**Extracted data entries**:

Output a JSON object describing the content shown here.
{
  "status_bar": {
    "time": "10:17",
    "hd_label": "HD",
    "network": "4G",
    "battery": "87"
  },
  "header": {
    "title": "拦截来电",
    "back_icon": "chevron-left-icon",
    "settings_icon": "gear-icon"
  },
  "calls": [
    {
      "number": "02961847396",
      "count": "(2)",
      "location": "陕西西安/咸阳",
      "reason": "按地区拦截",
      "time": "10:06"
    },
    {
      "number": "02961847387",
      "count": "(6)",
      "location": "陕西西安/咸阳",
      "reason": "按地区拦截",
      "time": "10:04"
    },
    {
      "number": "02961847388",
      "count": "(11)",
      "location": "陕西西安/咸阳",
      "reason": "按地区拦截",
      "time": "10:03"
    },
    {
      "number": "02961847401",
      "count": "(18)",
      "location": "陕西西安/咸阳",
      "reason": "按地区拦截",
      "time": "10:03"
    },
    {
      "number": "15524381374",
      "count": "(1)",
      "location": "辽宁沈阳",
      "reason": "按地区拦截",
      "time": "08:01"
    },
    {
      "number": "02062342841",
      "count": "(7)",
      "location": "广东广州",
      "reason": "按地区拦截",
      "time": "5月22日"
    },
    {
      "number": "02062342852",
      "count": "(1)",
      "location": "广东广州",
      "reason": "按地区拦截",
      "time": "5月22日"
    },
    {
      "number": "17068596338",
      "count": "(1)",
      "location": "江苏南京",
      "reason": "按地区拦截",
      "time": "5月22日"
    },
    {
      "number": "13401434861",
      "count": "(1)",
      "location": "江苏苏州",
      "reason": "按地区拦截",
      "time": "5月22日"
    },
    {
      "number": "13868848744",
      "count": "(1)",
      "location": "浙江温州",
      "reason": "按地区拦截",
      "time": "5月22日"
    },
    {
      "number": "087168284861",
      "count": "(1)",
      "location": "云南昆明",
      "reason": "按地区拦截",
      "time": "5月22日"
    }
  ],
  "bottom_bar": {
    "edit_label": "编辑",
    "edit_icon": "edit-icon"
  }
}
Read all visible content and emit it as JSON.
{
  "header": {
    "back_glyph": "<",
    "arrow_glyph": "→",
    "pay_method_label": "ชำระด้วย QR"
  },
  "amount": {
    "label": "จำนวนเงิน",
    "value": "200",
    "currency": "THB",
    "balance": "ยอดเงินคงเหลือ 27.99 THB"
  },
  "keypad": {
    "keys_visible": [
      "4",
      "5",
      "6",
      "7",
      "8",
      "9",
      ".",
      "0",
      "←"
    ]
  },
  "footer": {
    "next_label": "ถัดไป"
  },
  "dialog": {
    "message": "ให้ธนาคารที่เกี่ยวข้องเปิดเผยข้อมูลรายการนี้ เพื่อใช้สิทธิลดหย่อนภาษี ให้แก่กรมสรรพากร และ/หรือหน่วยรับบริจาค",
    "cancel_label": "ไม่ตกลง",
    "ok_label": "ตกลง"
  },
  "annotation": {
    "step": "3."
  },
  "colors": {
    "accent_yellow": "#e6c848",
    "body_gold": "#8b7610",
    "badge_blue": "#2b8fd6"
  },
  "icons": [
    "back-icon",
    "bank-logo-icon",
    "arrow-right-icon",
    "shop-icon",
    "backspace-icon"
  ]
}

**Exercise brief**:
Write out every record, exactly as written.

**Final answer**:
Output a JSON object describing the content shown here.
{
  "status_bar": {
    "time": "10:17",
    "hd_label": "HD",
    "network": "4G",
    "battery": "87"
  },
  "header": {
    "title": "拦截来电",
    "back_icon": "chevron-left-icon",
    "settings_icon": "gear-icon"
  },
  "calls": [
    {
      "number": "02961847396",
      "count": "(2)",
      "location": "陕西西安/咸阳",
      "reason": "按地区拦截",
      "time": "10:06"
    },
    {
      "number": "02961847387",
      "count": "(6)",
      "location": "陕西西安/咸阳",
      "reason": "按地区拦截",
      "time": "10:04"
    },
    {
      "number": "02961847388",
      "count": "(11)",
      "location": "陕西西安/咸阳",
      "reason": "按地区拦截",
      "time": "10:03"
    },
    {
      "number": "02961847401",
      "count": "(18)",
      "location": "陕西西安/咸阳",
      "reason": "按地区拦截",
      "time": "10:03"
    },
    {
      "number": "15524381374",
      "count": "(1)",
      "location": "辽宁沈阳",
      "reason": "按地区拦截",
      "time": "08:01"
    },
    {
      "number": "02062342841",
      "count": "(7)",
      "location": "广东广州",
      "reason": "按地区拦截",
      "time": "5月22日"
    },
    {
      "number": "02062342852",
      "count": "(1)",
      "location": "广东广州",
      "reason": "按地区拦截",
      "time": "5月22日"
    },
    {
      "number": "17068596338",
      "count": "(1)",
      "location": "江苏南京",
      "reason": "按地区拦截",
      "time": "5月22日"
    },
    {
      "number": "13401434861",
      "count": "(1)",
      "location": "江苏苏州",
      "reason": "按地区拦截",
      "time": "5月22日"
    },
    {
      "number": "13868848744",
      "count": "(1)",
      "location": "浙江温州",
      "reason": "按地区拦截",
      "time": "5月22日"
    },
    {
      "number": "087168284861",
      "count": "(1)",
      "location": "云南昆明",
      "reason": "按地区拦截",
      "time": "5月22日"
    }
  ],
  "bottom_bar": {
    "edit_label": "编辑",
    "edit_icon": "edit-icon"
  }
}
Read all visible content and emit it as JSON.
{
  "header": {
    "back_glyph": "<",
    "arrow_glyph": "→",
    "pay_method_label": "ชำระด้วย QR"
  },
  "amount": {
    "label": "จำนวนเงิน",
    "value": "200",
    "currency": "THB",
    "balance": "ยอดเงินคงเหลือ 27.99 THB"
  },
  "keypad": {
    "keys_visible": [
      "4",
      "5",
      "6",
      "7",
      "8",
      "9",
      ".",
      "0",
      "←"
    ]
  },
  "footer": {
    "next_label": "ถัดไป"
  },
  "dialog": {
    "message": "ให้ธนาคารที่เกี่ยวข้องเปิดเผยข้อมูลรายการนี้ เพื่อใช้สิทธิลดหย่อนภาษี ให้แก่กรมสรรพากร และ/หรือหน่วยรับบริจาค",
    "cancel_label": "ไม่ตกลง",
    "ok_label": "ตกลง"
  },
  "annotation": {
    "step": "3."
  },
  "colors": {
    "accent_yellow": "#e6c848",
    "body_gold": "#8b7610",
    "badge_blue": "#2b8fd6"
  },
  "icons": [
    "back-icon",
    "bank-logo-icon",
    "arrow-right-icon",
    "shop-icon",
    "backspace-icon"
  ]
}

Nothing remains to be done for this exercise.